(Lines from a data source)
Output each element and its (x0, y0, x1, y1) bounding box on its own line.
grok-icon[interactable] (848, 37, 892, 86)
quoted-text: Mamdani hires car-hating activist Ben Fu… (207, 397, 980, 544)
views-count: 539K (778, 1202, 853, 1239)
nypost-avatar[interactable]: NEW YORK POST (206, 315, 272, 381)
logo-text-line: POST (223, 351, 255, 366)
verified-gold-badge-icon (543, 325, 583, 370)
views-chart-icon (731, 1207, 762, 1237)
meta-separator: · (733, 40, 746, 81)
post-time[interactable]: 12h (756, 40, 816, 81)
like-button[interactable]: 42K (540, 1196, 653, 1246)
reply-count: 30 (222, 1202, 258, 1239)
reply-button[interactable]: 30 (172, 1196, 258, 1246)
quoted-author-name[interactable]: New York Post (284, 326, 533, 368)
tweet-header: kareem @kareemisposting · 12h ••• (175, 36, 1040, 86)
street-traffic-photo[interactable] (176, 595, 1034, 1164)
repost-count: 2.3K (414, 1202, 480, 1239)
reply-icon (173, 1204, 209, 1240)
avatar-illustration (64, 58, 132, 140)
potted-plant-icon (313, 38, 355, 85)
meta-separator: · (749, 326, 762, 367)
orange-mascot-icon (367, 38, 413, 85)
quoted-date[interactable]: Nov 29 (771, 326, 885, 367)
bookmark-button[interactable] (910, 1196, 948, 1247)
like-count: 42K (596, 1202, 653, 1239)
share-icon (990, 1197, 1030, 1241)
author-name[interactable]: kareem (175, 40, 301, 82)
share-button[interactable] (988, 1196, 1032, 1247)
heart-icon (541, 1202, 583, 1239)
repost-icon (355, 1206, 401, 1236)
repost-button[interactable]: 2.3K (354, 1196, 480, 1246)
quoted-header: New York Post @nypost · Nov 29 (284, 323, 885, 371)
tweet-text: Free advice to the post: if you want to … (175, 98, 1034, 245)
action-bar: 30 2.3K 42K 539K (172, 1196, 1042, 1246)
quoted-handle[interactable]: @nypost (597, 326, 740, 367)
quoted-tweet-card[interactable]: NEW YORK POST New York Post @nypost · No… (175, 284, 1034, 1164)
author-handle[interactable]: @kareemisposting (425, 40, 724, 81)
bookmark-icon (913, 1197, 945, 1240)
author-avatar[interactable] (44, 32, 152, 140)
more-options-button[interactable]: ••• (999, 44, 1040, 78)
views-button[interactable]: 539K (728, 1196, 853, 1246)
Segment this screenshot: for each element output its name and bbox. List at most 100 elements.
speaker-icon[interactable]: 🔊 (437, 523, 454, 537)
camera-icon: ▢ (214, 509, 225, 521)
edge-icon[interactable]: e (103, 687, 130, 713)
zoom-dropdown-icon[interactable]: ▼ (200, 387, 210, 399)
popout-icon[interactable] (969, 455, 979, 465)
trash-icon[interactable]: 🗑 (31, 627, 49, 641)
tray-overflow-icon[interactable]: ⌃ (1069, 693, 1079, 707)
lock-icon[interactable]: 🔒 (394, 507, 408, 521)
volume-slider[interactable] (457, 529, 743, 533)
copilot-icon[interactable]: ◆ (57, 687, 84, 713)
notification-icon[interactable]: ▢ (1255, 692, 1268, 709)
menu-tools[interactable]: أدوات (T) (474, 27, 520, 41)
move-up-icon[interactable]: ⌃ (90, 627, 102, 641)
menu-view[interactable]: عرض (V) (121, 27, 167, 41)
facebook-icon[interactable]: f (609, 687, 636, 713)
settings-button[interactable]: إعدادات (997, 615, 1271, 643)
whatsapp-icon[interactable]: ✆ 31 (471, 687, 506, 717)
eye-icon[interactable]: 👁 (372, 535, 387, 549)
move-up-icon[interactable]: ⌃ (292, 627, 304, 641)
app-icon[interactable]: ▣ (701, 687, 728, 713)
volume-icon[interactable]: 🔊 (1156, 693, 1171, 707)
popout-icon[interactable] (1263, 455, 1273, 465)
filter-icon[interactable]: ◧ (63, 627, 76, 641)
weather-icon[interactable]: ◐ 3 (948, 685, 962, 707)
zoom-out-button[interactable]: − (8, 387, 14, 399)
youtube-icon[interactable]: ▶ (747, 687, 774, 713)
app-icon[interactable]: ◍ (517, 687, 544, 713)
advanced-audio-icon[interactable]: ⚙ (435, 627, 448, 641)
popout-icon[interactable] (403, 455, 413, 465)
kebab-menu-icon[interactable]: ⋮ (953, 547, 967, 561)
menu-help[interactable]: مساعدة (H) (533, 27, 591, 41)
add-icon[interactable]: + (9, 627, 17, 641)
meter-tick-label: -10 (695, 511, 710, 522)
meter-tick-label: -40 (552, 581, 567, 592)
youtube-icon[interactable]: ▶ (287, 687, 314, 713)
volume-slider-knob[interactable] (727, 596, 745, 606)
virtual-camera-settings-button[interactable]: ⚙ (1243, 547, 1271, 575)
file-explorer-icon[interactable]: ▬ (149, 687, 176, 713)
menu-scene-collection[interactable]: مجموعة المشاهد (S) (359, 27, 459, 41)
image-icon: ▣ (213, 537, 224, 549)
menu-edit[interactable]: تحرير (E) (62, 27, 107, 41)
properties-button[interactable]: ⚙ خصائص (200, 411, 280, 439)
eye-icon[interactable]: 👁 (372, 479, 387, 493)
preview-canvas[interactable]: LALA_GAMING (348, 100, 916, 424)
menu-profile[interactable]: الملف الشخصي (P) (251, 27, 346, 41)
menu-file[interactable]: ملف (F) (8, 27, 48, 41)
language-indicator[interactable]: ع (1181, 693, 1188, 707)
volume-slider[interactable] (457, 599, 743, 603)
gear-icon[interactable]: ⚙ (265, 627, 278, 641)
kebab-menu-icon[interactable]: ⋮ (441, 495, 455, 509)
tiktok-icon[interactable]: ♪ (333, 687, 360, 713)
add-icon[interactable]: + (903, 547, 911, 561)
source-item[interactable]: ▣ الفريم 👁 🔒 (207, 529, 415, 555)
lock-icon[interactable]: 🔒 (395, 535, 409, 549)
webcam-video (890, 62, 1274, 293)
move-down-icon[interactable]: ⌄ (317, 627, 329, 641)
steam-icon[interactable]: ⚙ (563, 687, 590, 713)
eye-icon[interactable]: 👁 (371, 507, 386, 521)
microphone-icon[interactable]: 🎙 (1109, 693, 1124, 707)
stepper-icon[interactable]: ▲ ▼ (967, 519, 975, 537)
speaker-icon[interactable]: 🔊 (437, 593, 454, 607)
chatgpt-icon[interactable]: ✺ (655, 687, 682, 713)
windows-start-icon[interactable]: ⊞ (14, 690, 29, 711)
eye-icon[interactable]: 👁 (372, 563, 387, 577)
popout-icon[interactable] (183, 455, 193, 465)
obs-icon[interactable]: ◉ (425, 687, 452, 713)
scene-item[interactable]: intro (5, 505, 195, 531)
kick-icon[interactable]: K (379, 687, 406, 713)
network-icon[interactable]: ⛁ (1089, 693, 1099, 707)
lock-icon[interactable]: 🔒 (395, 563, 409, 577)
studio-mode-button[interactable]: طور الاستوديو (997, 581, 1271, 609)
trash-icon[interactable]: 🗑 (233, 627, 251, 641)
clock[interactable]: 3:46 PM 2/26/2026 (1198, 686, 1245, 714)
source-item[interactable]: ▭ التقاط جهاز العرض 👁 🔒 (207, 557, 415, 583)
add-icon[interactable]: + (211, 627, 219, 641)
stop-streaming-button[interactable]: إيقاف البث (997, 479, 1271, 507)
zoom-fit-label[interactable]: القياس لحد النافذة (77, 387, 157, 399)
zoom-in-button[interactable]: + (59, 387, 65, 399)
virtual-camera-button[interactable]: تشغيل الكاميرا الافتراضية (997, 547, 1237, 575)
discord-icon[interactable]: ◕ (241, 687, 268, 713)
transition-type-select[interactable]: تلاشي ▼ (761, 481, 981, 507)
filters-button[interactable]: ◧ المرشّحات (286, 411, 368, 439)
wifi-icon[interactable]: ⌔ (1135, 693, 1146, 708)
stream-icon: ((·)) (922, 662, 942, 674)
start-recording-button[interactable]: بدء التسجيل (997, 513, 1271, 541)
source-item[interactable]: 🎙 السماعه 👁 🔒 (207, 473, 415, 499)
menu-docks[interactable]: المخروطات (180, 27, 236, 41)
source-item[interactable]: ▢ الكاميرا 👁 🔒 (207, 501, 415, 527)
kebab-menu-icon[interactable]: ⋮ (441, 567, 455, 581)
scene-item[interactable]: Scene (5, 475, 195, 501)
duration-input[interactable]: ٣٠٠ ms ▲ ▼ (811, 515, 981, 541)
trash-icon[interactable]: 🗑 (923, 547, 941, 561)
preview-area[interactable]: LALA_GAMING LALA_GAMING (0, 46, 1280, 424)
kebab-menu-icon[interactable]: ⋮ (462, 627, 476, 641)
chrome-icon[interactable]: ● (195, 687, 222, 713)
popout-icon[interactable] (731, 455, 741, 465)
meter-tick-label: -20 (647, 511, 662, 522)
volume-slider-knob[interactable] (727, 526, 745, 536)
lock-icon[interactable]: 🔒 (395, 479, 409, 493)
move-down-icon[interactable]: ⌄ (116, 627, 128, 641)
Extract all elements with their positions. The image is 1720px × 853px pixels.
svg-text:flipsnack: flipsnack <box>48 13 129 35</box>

WHAT NEEDS TO BE DONE:
Convert the lines from the first one through the one containing "views-chart-icon (731, 1207, 762, 1237)", both included, into a JSON list of strings with one string per line and no blank lines.

SOLUTION FOR THIS EXERCISE:
[
  "Output each element and its (x0, y0, x1, y1) bounding box on its own line.",
  "grok-icon[interactable] (848, 37, 892, 86)",
  "quoted-text: Mamdani hires car-hating activist Ben Fu… (207, 397, 980, 544)",
  "views-count: 539K (778, 1202, 853, 1239)",
  "nypost-avatar[interactable]: NEW YORK POST (206, 315, 272, 381)",
  "logo-text-line: POST (223, 351, 255, 366)",
  "verified-gold-badge-icon (543, 325, 583, 370)",
  "views-chart-icon (731, 1207, 762, 1237)"
]